*GOAL:* Here is a listing, set out below; repeat its lines from the one with "Read this page and output its text content." to the last, both included, and leave out the pictures.

*EXERCISE DATA:*

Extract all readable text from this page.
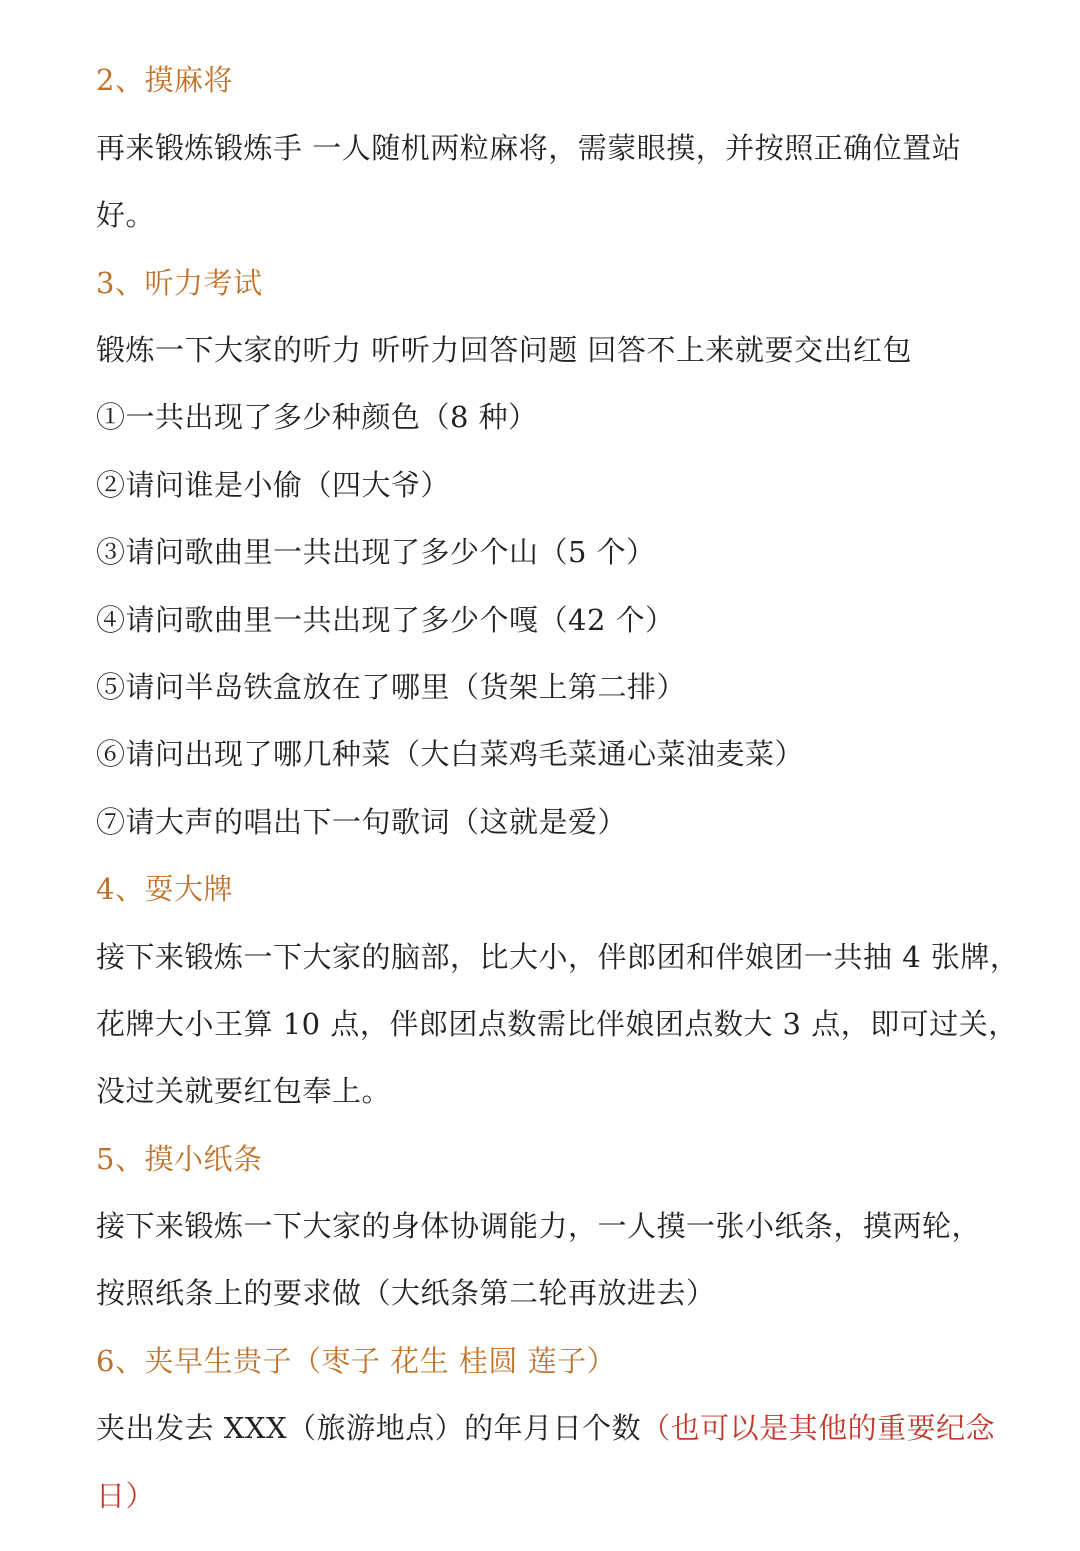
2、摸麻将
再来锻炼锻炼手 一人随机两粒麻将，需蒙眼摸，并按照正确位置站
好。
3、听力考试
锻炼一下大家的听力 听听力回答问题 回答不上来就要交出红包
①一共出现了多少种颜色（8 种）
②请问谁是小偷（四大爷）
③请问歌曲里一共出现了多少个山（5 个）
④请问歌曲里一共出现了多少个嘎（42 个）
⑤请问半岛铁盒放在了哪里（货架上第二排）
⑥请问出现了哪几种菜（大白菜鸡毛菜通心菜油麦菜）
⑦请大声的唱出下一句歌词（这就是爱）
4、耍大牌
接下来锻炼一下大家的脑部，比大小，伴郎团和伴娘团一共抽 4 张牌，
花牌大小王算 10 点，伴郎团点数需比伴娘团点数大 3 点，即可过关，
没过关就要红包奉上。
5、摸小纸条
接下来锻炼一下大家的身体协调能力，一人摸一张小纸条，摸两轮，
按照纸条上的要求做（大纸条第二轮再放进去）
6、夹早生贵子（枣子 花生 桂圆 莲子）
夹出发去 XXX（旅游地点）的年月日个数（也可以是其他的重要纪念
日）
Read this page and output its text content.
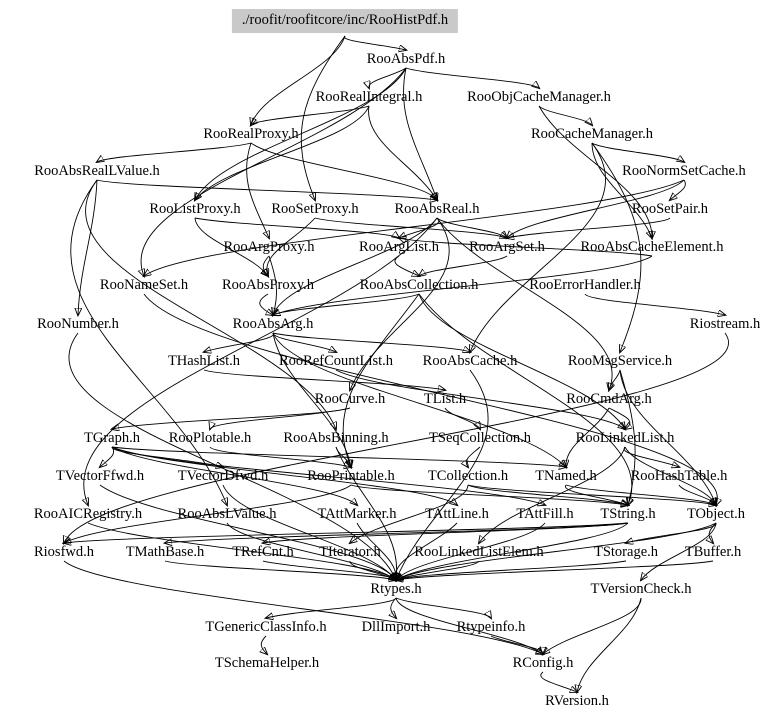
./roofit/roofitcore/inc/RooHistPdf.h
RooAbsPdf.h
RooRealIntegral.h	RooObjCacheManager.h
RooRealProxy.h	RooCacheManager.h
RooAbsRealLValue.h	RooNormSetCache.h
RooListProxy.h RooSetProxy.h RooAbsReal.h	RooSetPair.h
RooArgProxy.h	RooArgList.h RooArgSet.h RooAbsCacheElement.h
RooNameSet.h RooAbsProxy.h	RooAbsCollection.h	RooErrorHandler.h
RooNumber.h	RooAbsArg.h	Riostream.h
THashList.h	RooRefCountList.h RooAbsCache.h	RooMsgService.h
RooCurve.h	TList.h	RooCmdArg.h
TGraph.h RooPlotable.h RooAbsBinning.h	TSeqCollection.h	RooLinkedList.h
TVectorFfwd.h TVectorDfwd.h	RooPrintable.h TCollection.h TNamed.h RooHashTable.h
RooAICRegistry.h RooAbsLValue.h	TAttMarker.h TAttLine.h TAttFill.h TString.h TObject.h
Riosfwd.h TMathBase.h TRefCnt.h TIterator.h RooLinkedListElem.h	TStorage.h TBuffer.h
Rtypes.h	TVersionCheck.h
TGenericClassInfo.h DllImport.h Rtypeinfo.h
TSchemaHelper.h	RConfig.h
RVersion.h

*THE SOLUTION:*
Read this page and output its text content.
./roofit/roofitcore/inc/RooHistPdf.h
RooAbsPdf.h
RooRealIntegral.h	RooObjCacheManager.h
RooRealProxy.h	RooCacheManager.h
RooAbsRealLValue.h	RooNormSetCache.h
RooListProxy.h RooSetProxy.h RooAbsReal.h	RooSetPair.h
RooArgProxy.h	RooArgList.h RooArgSet.h RooAbsCacheElement.h
RooNameSet.h RooAbsProxy.h	RooAbsCollection.h	RooErrorHandler.h
RooNumber.h	RooAbsArg.h	Riostream.h
THashList.h	RooRefCountList.h RooAbsCache.h	RooMsgService.h
RooCurve.h	TList.h	RooCmdArg.h
TGraph.h RooPlotable.h RooAbsBinning.h	TSeqCollection.h	RooLinkedList.h
TVectorFfwd.h TVectorDfwd.h	RooPrintable.h TCollection.h TNamed.h RooHashTable.h
RooAICRegistry.h RooAbsLValue.h	TAttMarker.h TAttLine.h TAttFill.h TString.h TObject.h
Riosfwd.h TMathBase.h TRefCnt.h TIterator.h RooLinkedListElem.h	TStorage.h TBuffer.h
Rtypes.h	TVersionCheck.h
TGenericClassInfo.h DllImport.h Rtypeinfo.h
TSchemaHelper.h	RConfig.h
RVersion.h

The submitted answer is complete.